**** Excerpted records ****

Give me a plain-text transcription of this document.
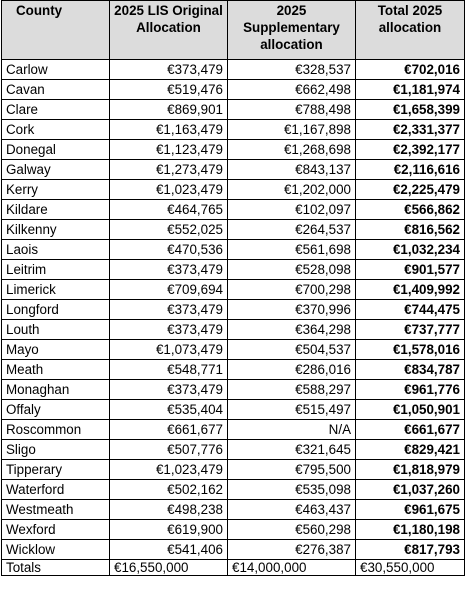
County	2025 LIS Original Allocation	2025 Supplementary allocation	Total 2025 allocation
Carlow	€373,479	€328,537	€702,016
Cavan	€519,476	€662,498	€1,181,974
Clare	€869,901	€788,498	€1,658,399
Cork	€1,163,479	€1,167,898	€2,331,377
Donegal	€1,123,479	€1,268,698	€2,392,177
Galway	€1,273,479	€843,137	€2,116,616
Kerry	€1,023,479	€1,202,000	€2,225,479
Kildare	€464,765	€102,097	€566,862
Kilkenny	€552,025	€264,537	€816,562
Laois	€470,536	€561,698	€1,032,234
Leitrim	€373,479	€528,098	€901,577
Limerick	€709,694	€700,298	€1,409,992
Longford	€373,479	€370,996	€744,475
Louth	€373,479	€364,298	€737,777
Mayo	€1,073,479	€504,537	€1,578,016
Meath	€548,771	€286,016	€834,787
Monaghan	€373,479	€588,297	€961,776
Offaly	€535,404	€515,497	€1,050,901
Roscommon	€661,677	N/A	€661,677
Sligo	€507,776	€321,645	€829,421
Tipperary	€1,023,479	€795,500	€1,818,979
Waterford	€502,162	€535,098	€1,037,260
Westmeath	€498,238	€463,437	€961,675
Wexford	€619,900	€560,298	€1,180,198
Wicklow	€541,406	€276,387	€817,793
Totals	€16,550,000	€14,000,000	€30,550,000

****

◆ Task requirements ◆
Go through the entries above and print each one exactly, minus the pictures.

◆ Output for this exercise ◆
Give me a plain-text transcription of this document.
County	2025 LIS Original Allocation	2025 Supplementary allocation	Total 2025 allocation
Carlow	€373,479	€328,537	€702,016
Cavan	€519,476	€662,498	€1,181,974
Clare	€869,901	€788,498	€1,658,399
Cork	€1,163,479	€1,167,898	€2,331,377
Donegal	€1,123,479	€1,268,698	€2,392,177
Galway	€1,273,479	€843,137	€2,116,616
Kerry	€1,023,479	€1,202,000	€2,225,479
Kildare	€464,765	€102,097	€566,862
Kilkenny	€552,025	€264,537	€816,562
Laois	€470,536	€561,698	€1,032,234
Leitrim	€373,479	€528,098	€901,577
Limerick	€709,694	€700,298	€1,409,992
Longford	€373,479	€370,996	€744,475
Louth	€373,479	€364,298	€737,777
Mayo	€1,073,479	€504,537	€1,578,016
Meath	€548,771	€286,016	€834,787
Monaghan	€373,479	€588,297	€961,776
Offaly	€535,404	€515,497	€1,050,901
Roscommon	€661,677	N/A	€661,677
Sligo	€507,776	€321,645	€829,421
Tipperary	€1,023,479	€795,500	€1,818,979
Waterford	€502,162	€535,098	€1,037,260
Westmeath	€498,238	€463,437	€961,675
Wexford	€619,900	€560,298	€1,180,198
Wicklow	€541,406	€276,387	€817,793
Totals	€16,550,000	€14,000,000	€30,550,000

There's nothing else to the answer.